_Listed records_.
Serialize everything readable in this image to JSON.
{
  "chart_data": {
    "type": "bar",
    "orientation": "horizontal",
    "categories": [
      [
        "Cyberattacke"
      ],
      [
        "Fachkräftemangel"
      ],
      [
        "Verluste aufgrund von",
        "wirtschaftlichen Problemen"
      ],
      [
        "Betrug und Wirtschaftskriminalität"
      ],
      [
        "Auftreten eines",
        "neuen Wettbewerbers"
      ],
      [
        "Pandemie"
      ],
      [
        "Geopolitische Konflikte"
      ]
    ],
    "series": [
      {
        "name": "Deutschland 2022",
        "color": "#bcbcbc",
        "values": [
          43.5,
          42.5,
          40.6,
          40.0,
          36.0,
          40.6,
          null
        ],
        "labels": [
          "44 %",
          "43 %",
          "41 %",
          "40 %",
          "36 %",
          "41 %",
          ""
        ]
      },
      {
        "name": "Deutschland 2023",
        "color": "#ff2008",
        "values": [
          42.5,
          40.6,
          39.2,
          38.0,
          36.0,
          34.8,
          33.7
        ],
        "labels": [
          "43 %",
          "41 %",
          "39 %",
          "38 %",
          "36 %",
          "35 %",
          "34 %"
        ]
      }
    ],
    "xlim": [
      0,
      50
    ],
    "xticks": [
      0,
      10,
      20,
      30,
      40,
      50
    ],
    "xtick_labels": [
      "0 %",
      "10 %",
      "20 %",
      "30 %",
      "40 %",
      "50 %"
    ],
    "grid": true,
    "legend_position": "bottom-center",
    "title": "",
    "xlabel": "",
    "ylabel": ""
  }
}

_Required work_. Report only how many lines in the entries contain "name".

_Answer to this exercise_. 2